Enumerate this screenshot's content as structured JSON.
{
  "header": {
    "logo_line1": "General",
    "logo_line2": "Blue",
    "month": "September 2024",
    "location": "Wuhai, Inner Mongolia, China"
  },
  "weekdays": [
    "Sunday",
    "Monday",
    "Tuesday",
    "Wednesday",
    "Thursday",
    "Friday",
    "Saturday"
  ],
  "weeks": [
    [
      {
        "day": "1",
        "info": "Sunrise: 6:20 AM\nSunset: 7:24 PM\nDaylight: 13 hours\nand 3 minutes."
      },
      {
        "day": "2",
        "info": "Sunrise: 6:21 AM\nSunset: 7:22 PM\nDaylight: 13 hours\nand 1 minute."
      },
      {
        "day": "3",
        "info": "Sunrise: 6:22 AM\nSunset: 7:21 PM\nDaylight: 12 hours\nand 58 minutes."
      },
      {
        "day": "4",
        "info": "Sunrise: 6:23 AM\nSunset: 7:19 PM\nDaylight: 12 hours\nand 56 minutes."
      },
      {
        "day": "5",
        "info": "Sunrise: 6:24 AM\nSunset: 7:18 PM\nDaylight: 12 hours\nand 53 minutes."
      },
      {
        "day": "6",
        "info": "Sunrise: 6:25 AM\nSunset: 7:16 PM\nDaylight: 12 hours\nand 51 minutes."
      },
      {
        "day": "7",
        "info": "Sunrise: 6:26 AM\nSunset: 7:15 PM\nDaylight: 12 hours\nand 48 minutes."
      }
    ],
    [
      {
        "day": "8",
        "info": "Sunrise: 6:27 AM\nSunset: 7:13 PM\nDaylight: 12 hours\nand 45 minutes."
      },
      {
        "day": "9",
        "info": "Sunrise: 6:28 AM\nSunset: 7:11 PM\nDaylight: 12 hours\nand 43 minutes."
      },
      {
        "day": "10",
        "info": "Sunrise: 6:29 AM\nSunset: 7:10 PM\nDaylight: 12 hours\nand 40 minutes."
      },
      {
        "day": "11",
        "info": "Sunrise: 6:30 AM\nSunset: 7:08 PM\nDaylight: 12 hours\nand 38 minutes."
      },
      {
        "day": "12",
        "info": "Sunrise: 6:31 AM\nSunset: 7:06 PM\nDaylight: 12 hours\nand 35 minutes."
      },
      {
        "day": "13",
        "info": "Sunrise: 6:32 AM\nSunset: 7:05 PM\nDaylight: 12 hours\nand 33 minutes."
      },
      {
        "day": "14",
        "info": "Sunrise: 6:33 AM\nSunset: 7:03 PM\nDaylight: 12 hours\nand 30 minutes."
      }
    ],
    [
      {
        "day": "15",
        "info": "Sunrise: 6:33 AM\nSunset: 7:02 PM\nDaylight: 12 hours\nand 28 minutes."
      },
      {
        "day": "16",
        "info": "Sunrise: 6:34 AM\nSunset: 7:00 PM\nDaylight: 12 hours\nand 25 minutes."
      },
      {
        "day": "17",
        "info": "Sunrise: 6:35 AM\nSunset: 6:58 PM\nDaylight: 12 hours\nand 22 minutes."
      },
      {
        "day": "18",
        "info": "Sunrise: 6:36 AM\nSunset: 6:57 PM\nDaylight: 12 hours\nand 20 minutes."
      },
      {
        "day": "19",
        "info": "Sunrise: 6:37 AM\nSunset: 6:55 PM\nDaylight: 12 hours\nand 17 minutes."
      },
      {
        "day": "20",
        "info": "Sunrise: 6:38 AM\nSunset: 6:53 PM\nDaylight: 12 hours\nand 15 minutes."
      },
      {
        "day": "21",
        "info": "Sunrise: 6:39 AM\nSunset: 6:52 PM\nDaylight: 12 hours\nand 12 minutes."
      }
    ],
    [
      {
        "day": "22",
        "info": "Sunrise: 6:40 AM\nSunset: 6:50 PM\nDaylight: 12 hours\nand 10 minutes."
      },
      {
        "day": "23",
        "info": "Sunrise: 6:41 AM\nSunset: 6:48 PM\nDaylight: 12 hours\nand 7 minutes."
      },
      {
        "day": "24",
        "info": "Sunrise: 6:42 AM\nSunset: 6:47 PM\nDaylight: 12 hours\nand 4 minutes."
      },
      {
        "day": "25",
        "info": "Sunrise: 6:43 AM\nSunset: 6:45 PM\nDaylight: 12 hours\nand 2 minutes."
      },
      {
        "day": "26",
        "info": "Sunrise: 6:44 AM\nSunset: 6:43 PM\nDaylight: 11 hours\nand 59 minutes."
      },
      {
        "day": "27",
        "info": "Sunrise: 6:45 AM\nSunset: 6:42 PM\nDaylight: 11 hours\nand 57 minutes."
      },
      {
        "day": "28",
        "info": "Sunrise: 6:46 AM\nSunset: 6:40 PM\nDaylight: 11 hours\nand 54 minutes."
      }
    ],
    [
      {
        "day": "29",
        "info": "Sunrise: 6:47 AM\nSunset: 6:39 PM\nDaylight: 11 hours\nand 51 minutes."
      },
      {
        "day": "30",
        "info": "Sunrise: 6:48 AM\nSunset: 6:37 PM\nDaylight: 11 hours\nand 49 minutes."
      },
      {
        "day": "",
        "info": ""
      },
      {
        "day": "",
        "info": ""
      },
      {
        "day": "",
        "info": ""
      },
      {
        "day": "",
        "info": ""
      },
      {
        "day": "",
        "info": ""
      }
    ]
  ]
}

■ ■ ■ ■ ■

# Your instructions
Copy out the full set of records precisely, leaving nothing out.

# Task response
Enumerate this screenshot's content as structured JSON.
{
  "header": {
    "logo_line1": "General",
    "logo_line2": "Blue",
    "month": "September 2024",
    "location": "Wuhai, Inner Mongolia, China"
  },
  "weekdays": [
    "Sunday",
    "Monday",
    "Tuesday",
    "Wednesday",
    "Thursday",
    "Friday",
    "Saturday"
  ],
  "weeks": [
    [
      {
        "day": "1",
        "info": "Sunrise: 6:20 AM\nSunset: 7:24 PM\nDaylight: 13 hours\nand 3 minutes."
      },
      {
        "day": "2",
        "info": "Sunrise: 6:21 AM\nSunset: 7:22 PM\nDaylight: 13 hours\nand 1 minute."
      },
      {
        "day": "3",
        "info": "Sunrise: 6:22 AM\nSunset: 7:21 PM\nDaylight: 12 hours\nand 58 minutes."
      },
      {
        "day": "4",
        "info": "Sunrise: 6:23 AM\nSunset: 7:19 PM\nDaylight: 12 hours\nand 56 minutes."
      },
      {
        "day": "5",
        "info": "Sunrise: 6:24 AM\nSunset: 7:18 PM\nDaylight: 12 hours\nand 53 minutes."
      },
      {
        "day": "6",
        "info": "Sunrise: 6:25 AM\nSunset: 7:16 PM\nDaylight: 12 hours\nand 51 minutes."
      },
      {
        "day": "7",
        "info": "Sunrise: 6:26 AM\nSunset: 7:15 PM\nDaylight: 12 hours\nand 48 minutes."
      }
    ],
    [
      {
        "day": "8",
        "info": "Sunrise: 6:27 AM\nSunset: 7:13 PM\nDaylight: 12 hours\nand 45 minutes."
      },
      {
        "day": "9",
        "info": "Sunrise: 6:28 AM\nSunset: 7:11 PM\nDaylight: 12 hours\nand 43 minutes."
      },
      {
        "day": "10",
        "info": "Sunrise: 6:29 AM\nSunset: 7:10 PM\nDaylight: 12 hours\nand 40 minutes."
      },
      {
        "day": "11",
        "info": "Sunrise: 6:30 AM\nSunset: 7:08 PM\nDaylight: 12 hours\nand 38 minutes."
      },
      {
        "day": "12",
        "info": "Sunrise: 6:31 AM\nSunset: 7:06 PM\nDaylight: 12 hours\nand 35 minutes."
      },
      {
        "day": "13",
        "info": "Sunrise: 6:32 AM\nSunset: 7:05 PM\nDaylight: 12 hours\nand 33 minutes."
      },
      {
        "day": "14",
        "info": "Sunrise: 6:33 AM\nSunset: 7:03 PM\nDaylight: 12 hours\nand 30 minutes."
      }
    ],
    [
      {
        "day": "15",
        "info": "Sunrise: 6:33 AM\nSunset: 7:02 PM\nDaylight: 12 hours\nand 28 minutes."
      },
      {
        "day": "16",
        "info": "Sunrise: 6:34 AM\nSunset: 7:00 PM\nDaylight: 12 hours\nand 25 minutes."
      },
      {
        "day": "17",
        "info": "Sunrise: 6:35 AM\nSunset: 6:58 PM\nDaylight: 12 hours\nand 22 minutes."
      },
      {
        "day": "18",
        "info": "Sunrise: 6:36 AM\nSunset: 6:57 PM\nDaylight: 12 hours\nand 20 minutes."
      },
      {
        "day": "19",
        "info": "Sunrise: 6:37 AM\nSunset: 6:55 PM\nDaylight: 12 hours\nand 17 minutes."
      },
      {
        "day": "20",
        "info": "Sunrise: 6:38 AM\nSunset: 6:53 PM\nDaylight: 12 hours\nand 15 minutes."
      },
      {
        "day": "21",
        "info": "Sunrise: 6:39 AM\nSunset: 6:52 PM\nDaylight: 12 hours\nand 12 minutes."
      }
    ],
    [
      {
        "day": "22",
        "info": "Sunrise: 6:40 AM\nSunset: 6:50 PM\nDaylight: 12 hours\nand 10 minutes."
      },
      {
        "day": "23",
        "info": "Sunrise: 6:41 AM\nSunset: 6:48 PM\nDaylight: 12 hours\nand 7 minutes."
      },
      {
        "day": "24",
        "info": "Sunrise: 6:42 AM\nSunset: 6:47 PM\nDaylight: 12 hours\nand 4 minutes."
      },
      {
        "day": "25",
        "info": "Sunrise: 6:43 AM\nSunset: 6:45 PM\nDaylight: 12 hours\nand 2 minutes."
      },
      {
        "day": "26",
        "info": "Sunrise: 6:44 AM\nSunset: 6:43 PM\nDaylight: 11 hours\nand 59 minutes."
      },
      {
        "day": "27",
        "info": "Sunrise: 6:45 AM\nSunset: 6:42 PM\nDaylight: 11 hours\nand 57 minutes."
      },
      {
        "day": "28",
        "info": "Sunrise: 6:46 AM\nSunset: 6:40 PM\nDaylight: 11 hours\nand 54 minutes."
      }
    ],
    [
      {
        "day": "29",
        "info": "Sunrise: 6:47 AM\nSunset: 6:39 PM\nDaylight: 11 hours\nand 51 minutes."
      },
      {
        "day": "30",
        "info": "Sunrise: 6:48 AM\nSunset: 6:37 PM\nDaylight: 11 hours\nand 49 minutes."
      },
      {
        "day": "",
        "info": ""
      },
      {
        "day": "",
        "info": ""
      },
      {
        "day": "",
        "info": ""
      },
      {
        "day": "",
        "info": ""
      },
      {
        "day": "",
        "info": ""
      }
    ]
  ]
}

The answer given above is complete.